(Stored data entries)
◇ ◇ ◇ ◇ ◇ ◇ ◇
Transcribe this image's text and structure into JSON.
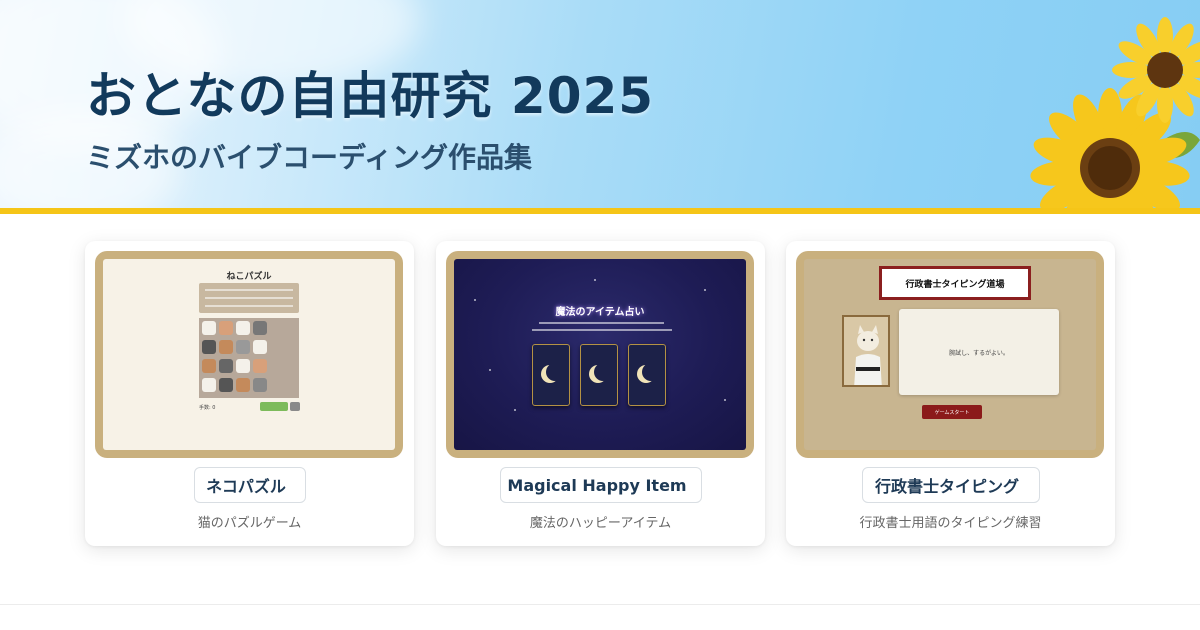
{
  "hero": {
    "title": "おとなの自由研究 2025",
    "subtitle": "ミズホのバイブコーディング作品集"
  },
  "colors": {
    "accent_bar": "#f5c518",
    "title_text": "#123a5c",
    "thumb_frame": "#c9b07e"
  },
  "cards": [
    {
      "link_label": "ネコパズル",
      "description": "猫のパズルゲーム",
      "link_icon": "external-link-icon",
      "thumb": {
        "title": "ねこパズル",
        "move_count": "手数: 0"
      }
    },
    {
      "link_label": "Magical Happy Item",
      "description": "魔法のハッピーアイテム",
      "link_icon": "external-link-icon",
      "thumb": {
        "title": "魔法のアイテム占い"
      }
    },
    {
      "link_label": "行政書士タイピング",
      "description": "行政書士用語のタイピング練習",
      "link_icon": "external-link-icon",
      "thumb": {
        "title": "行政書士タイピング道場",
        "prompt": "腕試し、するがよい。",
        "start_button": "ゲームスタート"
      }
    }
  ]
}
◇ ◇ ◇ ◇ ◇ ◇ ◇
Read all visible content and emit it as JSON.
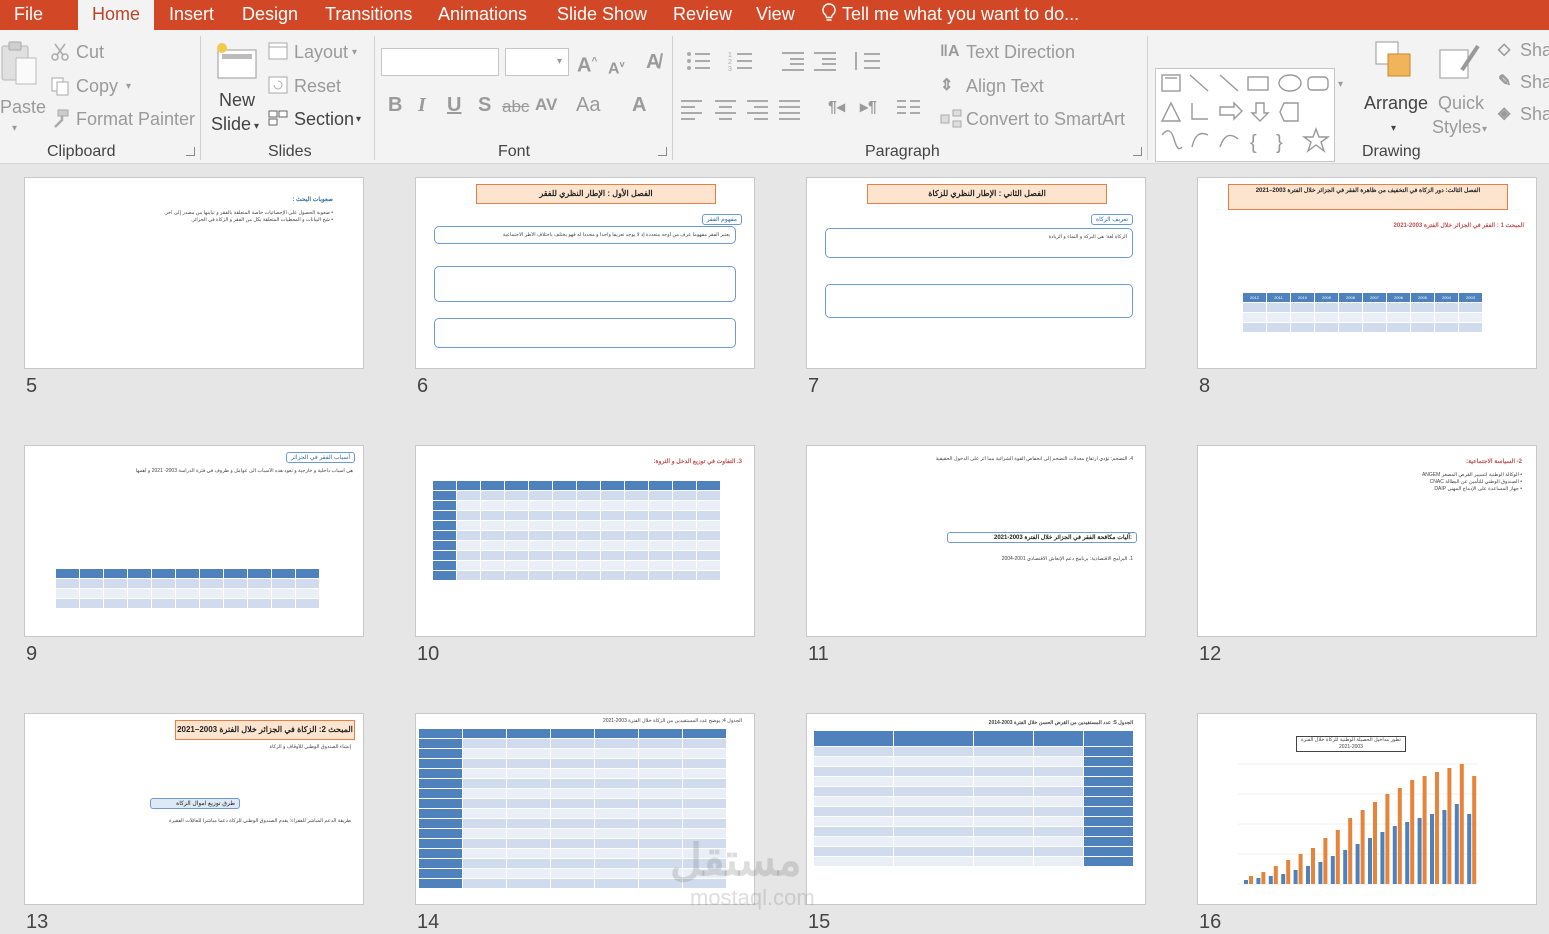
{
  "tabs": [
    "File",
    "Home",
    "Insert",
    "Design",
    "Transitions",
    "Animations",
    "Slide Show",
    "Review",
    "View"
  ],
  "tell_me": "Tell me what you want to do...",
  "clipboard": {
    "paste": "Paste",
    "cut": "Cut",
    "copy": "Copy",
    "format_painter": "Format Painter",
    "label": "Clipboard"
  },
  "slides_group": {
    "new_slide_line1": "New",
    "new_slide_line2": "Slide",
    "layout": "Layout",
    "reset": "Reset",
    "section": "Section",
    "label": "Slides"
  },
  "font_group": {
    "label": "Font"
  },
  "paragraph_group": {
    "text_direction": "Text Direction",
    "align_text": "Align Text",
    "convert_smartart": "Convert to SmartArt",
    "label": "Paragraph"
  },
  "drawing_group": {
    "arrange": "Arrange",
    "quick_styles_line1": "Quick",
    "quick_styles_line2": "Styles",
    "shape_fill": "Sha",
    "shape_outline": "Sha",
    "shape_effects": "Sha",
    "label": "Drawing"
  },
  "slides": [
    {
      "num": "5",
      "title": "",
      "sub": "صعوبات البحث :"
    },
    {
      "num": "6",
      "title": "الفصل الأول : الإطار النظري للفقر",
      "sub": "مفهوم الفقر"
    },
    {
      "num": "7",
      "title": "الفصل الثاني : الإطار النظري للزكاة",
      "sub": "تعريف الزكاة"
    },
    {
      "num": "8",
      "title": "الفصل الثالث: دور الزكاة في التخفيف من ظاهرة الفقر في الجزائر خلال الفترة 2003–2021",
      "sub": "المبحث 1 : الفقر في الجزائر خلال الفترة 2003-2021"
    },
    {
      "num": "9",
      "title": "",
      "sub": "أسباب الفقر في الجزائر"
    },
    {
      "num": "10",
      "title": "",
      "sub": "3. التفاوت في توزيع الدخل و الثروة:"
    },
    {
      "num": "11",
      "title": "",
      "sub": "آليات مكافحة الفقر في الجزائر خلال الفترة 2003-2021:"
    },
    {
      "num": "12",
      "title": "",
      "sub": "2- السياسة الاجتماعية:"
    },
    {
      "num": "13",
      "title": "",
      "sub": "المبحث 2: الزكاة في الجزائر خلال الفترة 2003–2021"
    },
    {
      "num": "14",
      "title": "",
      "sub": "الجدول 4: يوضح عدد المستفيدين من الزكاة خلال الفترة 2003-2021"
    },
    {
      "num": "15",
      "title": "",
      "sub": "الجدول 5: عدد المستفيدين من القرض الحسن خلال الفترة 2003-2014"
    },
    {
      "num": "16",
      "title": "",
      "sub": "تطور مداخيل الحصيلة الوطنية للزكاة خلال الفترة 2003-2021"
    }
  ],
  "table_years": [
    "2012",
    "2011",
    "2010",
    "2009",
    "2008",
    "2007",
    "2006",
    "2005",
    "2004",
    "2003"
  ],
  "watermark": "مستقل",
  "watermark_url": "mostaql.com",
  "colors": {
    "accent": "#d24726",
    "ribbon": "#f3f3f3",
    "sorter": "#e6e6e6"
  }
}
◇ ◇ ◇ ◇ ◇ ◇ ◇
[Required work]: List each line of the records that holds the string "JSON".

[Problem solution]:
Transcribe this image's text and structure into JSON.
Read all visible content and emit it as JSON.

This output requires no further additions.